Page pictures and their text
****

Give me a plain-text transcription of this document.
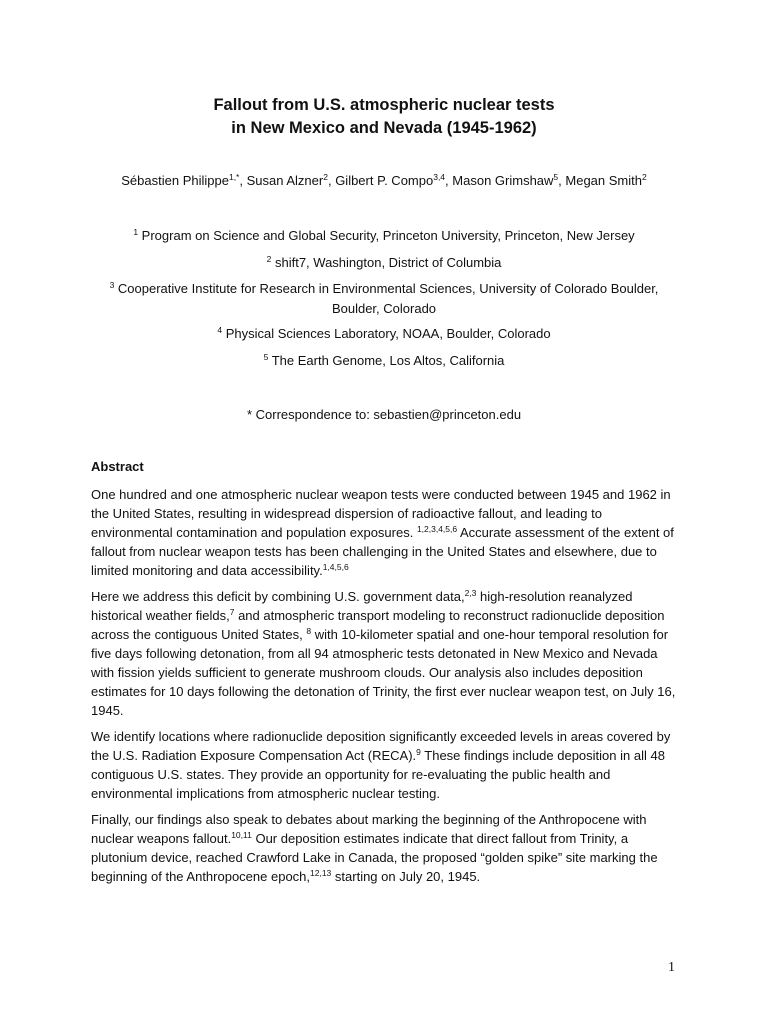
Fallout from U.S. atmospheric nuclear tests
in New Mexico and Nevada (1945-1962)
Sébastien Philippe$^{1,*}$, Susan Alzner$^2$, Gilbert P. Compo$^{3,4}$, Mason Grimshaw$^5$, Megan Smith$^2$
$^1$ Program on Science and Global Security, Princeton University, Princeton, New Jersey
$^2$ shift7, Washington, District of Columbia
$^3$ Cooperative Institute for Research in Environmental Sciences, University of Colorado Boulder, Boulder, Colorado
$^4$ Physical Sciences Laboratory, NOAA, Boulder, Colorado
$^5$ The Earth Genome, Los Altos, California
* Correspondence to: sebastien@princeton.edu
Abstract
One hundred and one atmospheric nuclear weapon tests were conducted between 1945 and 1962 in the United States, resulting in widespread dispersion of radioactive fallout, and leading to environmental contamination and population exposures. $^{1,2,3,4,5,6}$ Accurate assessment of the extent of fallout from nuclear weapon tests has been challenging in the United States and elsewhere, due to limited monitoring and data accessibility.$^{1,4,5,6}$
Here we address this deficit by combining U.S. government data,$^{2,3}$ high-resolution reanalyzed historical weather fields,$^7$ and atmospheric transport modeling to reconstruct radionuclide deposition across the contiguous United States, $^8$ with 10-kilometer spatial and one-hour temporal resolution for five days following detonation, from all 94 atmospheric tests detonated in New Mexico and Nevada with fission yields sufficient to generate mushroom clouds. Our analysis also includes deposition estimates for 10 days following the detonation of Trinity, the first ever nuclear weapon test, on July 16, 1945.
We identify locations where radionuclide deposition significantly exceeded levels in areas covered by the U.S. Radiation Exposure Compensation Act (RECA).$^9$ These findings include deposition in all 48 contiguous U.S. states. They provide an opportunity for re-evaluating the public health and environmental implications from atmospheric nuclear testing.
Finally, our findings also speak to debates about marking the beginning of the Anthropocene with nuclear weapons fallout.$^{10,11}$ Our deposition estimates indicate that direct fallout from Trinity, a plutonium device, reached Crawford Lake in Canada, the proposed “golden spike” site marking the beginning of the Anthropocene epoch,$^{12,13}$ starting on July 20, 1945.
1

****

Leave out the pictures and retype every line above exactly.

Give me a plain-text transcription of this document.
Fallout from U.S. atmospheric nuclear tests
in New Mexico and Nevada (1945-1962)
Sébastien Philippe$^{1,*}$, Susan Alzner$^2$, Gilbert P. Compo$^{3,4}$, Mason Grimshaw$^5$, Megan Smith$^2$
$^1$ Program on Science and Global Security, Princeton University, Princeton, New Jersey
$^2$ shift7, Washington, District of Columbia
$^3$ Cooperative Institute for Research in Environmental Sciences, University of Colorado Boulder, Boulder, Colorado
$^4$ Physical Sciences Laboratory, NOAA, Boulder, Colorado
$^5$ The Earth Genome, Los Altos, California
* Correspondence to: sebastien@princeton.edu
Abstract
One hundred and one atmospheric nuclear weapon tests were conducted between 1945 and 1962 in the United States, resulting in widespread dispersion of radioactive fallout, and leading to environmental contamination and population exposures. $^{1,2,3,4,5,6}$ Accurate assessment of the extent of fallout from nuclear weapon tests has been challenging in the United States and elsewhere, due to limited monitoring and data accessibility.$^{1,4,5,6}$
Here we address this deficit by combining U.S. government data,$^{2,3}$ high-resolution reanalyzed historical weather fields,$^7$ and atmospheric transport modeling to reconstruct radionuclide deposition across the contiguous United States, $^8$ with 10-kilometer spatial and one-hour temporal resolution for five days following detonation, from all 94 atmospheric tests detonated in New Mexico and Nevada with fission yields sufficient to generate mushroom clouds. Our analysis also includes deposition estimates for 10 days following the detonation of Trinity, the first ever nuclear weapon test, on July 16, 1945.
We identify locations where radionuclide deposition significantly exceeded levels in areas covered by the U.S. Radiation Exposure Compensation Act (RECA).$^9$ These findings include deposition in all 48 contiguous U.S. states. They provide an opportunity for re-evaluating the public health and environmental implications from atmospheric nuclear testing.
Finally, our findings also speak to debates about marking the beginning of the Anthropocene with nuclear weapons fallout.$^{10,11}$ Our deposition estimates indicate that direct fallout from Trinity, a plutonium device, reached Crawford Lake in Canada, the proposed “golden spike” site marking the beginning of the Anthropocene epoch,$^{12,13}$ starting on July 20, 1945.
1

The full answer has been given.